Thereafter, the control circuit 36 controls the electric power supply to the switch control valve 31 to change each communicating one of the pump passage 75 and the drain passages 76, 77, which is communicated with the corresponding one of the advancing passage 73 and the retarding passage 74, thereby adjusting the valve timing. Now, the valve timing control operation will be described in detail.

First, the valve timing advancing operation for advancing the valve timing will be described. In the case where the accelerator of the internal combustion engine is in an off state or in the case where a predetermined operational condition, which indicates a low/middle speed high load operational state of the internal combustion engine that requires the output torque, is satisfied, the control circuit 36 controls the drive current supplied to the switch control valve 31 to a value smaller than the reference value Ib. In this way, the advancing passage 73 is communicated with the pump passage 75, and the retarding passage 74 is communicated with the drain passage 76. Therefore, the oil discharged from the oil pump 4 is supplied to the respective advancing chambers 51-54 through the pump passage 75 and the advancing passages 73, 71, 61-64. Furthermore, at this time, the oil in the respective retarding chambers 55-58 is drained to the oil tank 5 through the retarding passages 65-68, 72, 74 and the drain passage 76. In this way, the pressure of the oil is applied to the vanes 14b-14e, which face the advancing chambers 51-54, respectively, thereby generating the rotational torque Tv, which drives the vane rotor 14 to rotate the same relative to the housing 18 in the advancing direction X. As a result, the engine phase of the camshaft 2 relative to the crankshaft and thereby the valve timing is advanced.

Next, the valve timing retarding operation for retarding the valve timing will be described. In the case where a predetermined operational condition, which indicates a normal operational state where the internal combustion engine is driven with a light load, is satisfied, the control circuit 36 controls the drive current supplied to the switch control valve 31 to a value larger than the reference value Ib. Thereby, the retarding passage 74 is communicated with the pump passage 75, and the advancing passage 73 is communicated with the drain passage 77. Thus, the oil, which is discharged from the oil pump 4, is supplied to the respective retarding chambers 55-58 through the pump passage 75 and the retarding passages 74, 72, 65-68. Furthermore, at this time, the oil in the respective advancing chambers 51-54 is drained to the oil tank 5 through the advancing passages 61-64, 71, 73 and the drain passage 77. In this way, the pressure of the oil is applied to the vanes 14b-14e, which face the retarding chambers 55-58, respectively, thereby generating the rotational torque Tv, which drives the vane rotor 14 to rotate the same relative to the housing 18 in the retarding direction Y. As a result, the engine phase of the camshaft 2 relative to the crankshaft and thereby the valve timing is retarded.

Next, the valve timing holding operation for substantially holding the valve timing will be described. In the case where a predetermined operational condition (hereinafter, a stable operational condition), which indicates a stable operational state (e.g., a holding state of the accelerator or accelerator pedal) of the internal combustion engine, is satisfied as a limiting condition, the control circuit 36 controls the drive current supplied to the switch control valve 31 to supply the oil to the respective advancing chambers 51-54 like in the case of the advancing operation described above. Thereby, the rotational torque Tv in the advancing direction X against the average variable torque Tca is generated. At this time, the control circuit 36 computes an actual phase Pr based on the output of the cam angle sensor 7 and the output of the crank angle sensor 8 with respect to the engine phase of the camshaft 2 relative to the crankshaft. Thereby, the control circuit 36 adjusts the drive current supplied to the switch control valve 31 within a range lower than the reference value Ib to limit the actual phase Pr within a predetermined target phase range ΔPt. Therefore, the current valve timing is substantially held.

→ **Data records**
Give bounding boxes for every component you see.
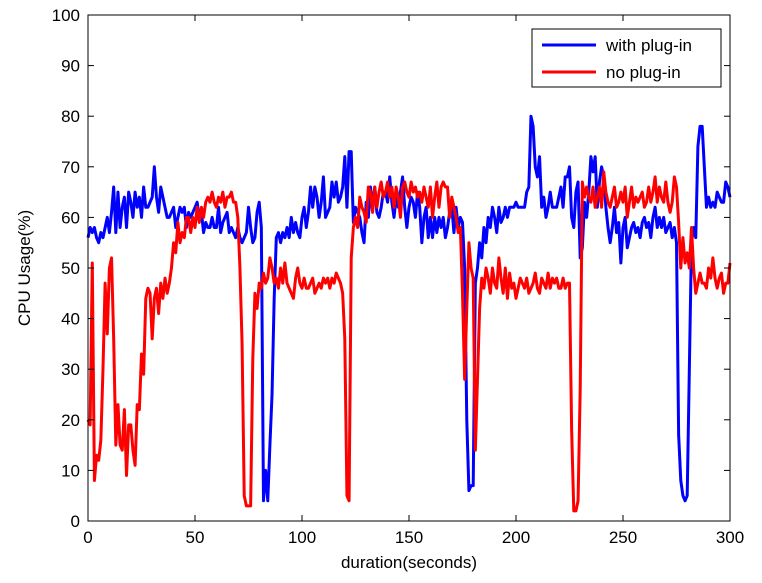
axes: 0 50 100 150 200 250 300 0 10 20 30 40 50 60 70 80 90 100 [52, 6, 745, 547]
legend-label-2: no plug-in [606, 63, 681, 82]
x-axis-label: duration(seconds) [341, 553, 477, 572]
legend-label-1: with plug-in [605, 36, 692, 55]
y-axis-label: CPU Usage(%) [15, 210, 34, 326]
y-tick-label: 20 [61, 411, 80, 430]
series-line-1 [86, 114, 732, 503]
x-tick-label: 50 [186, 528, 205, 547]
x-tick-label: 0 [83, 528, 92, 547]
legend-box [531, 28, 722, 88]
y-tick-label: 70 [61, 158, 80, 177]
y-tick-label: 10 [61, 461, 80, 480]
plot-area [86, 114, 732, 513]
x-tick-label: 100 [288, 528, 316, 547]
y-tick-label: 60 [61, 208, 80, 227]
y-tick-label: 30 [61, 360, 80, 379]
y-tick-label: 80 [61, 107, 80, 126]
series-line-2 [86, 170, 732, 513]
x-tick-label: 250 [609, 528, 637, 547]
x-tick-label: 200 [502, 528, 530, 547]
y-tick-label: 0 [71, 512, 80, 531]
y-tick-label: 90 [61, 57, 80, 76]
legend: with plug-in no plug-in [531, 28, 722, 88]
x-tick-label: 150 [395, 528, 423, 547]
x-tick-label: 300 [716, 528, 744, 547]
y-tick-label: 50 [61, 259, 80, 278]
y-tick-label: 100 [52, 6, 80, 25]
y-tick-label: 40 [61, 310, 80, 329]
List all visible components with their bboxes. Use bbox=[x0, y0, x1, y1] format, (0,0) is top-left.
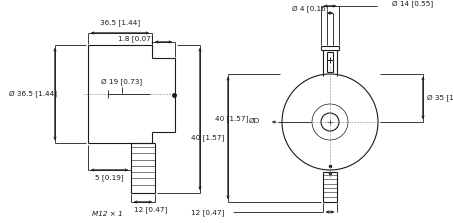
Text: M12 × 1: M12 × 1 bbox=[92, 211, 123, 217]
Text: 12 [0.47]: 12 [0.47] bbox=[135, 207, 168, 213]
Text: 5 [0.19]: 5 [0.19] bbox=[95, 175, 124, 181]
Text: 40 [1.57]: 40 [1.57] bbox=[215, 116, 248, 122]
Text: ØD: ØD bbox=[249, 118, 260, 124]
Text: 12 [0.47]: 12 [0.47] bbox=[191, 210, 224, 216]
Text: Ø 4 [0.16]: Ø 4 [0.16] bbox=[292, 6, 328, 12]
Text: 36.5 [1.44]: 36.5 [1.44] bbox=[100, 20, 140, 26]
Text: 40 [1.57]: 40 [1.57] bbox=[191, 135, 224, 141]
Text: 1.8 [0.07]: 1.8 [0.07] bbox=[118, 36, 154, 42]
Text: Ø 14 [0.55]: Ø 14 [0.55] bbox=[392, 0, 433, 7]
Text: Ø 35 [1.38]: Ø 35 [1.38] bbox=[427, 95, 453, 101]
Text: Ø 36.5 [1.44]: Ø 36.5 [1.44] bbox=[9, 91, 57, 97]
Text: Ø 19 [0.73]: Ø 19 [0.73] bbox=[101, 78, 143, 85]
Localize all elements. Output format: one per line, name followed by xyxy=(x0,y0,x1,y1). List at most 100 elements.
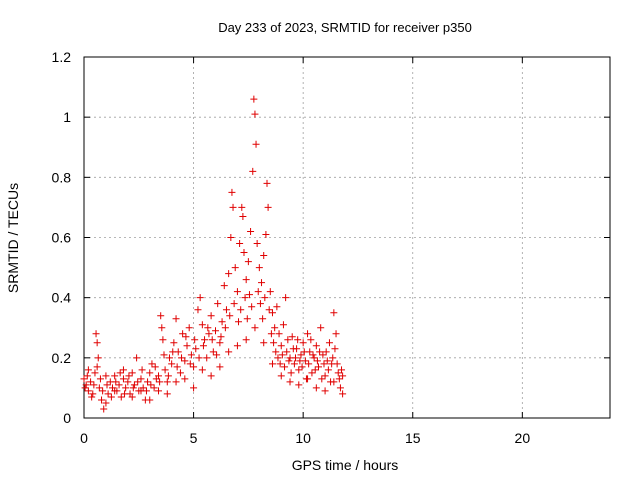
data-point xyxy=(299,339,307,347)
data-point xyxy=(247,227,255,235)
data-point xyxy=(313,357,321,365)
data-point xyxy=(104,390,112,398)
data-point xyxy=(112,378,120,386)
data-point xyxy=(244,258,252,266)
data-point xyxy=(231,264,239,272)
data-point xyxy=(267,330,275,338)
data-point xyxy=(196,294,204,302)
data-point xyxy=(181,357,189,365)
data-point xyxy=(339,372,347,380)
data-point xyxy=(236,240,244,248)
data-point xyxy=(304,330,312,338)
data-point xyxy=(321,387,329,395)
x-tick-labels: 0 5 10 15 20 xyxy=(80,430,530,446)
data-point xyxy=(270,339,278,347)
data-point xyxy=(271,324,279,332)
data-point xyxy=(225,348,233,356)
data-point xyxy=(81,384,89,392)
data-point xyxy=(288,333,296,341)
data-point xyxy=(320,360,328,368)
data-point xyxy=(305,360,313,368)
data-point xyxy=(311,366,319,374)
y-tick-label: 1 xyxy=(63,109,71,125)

→ **Things to do**
1. In the valve timing text, what value does the control circuit set the drive current to during the retarding operation?
2. Reproduce the part of the valve timing text between "Thereafter, the control" and "described in detail.", inclusive.
3. Pick up the valve timing text after its final sentence and write what comes next.
The rows are separate material, apart from the valve timing text.

→ **Results**
1. A value larger than the reference value Ib.

2.
Thereafter, the control circuit 36 controls the electric power supply to the switch control valve 31 to change each communicating one of the pump passage 75 and the drain passages 76, 77, which is communicated with the corresponding one of the advancing passage 73 and the retarding passage 74, thereby adjusting the valve timing. Now, the valve timing control operation will be described in detail.

3.
When the valve timing is substantially held in the above described manner, the average variable torque Tca may possibly be balanced with the urging torque Ts of the assist spring 22, as indicated with a shaded circle in FIG. 8. Therefore, in such a case, even when the drive current supplied to the switch control valve 31 is adjusted, this adjustment is made within the range lower than the reference value Ib. Thereby, the supply of the oil to the respective advancing chambers 51, 54 is maintained. As a result, the actual phase Pr reaches an advancing end of the target phase range Apt, which is opposite from a bias of the average variable torque Tc. Thus, in this case, similar to the above case of retarding operation, the control circuit 36 controls the drive current supplied to the switch control valve 31 to supply the oil to the respective retarding chambers 55, 58 to return the actual phase Pr to an intermediate phase (a phase intermediate between the advancing end and the retarding end) within the target phase range ΔPt, and thereafter the control circuit 36 executes an alternately repeating supply operation.

Specifically, in the alternately repeating supply operation, as indicated in FIGS. 9B, 10B and 11B, an advancing (ADV) supply period and a retarding (RTD) supply period are alternately repeatedly implemented. In the advancing supply period (also referred to as an advancing supply process), the oil is supplied to the respective advancing chambers 51-54 by controlling the drive current supplied to the switch control valve 31 in the manner similar to that of the advancing operation discussed above. In the retarding supply period (also referred to as a retarding supply period), the oil is supplied to the respective retarding chambers 55-58 by controlling the drive current supplied to the switch control valve 31 in the manner similar to that of the retarding operation discussed above. At this time, the actual phase Pr is limited within the target phase range ΔPt, so that the holding of the valve timing is maintained.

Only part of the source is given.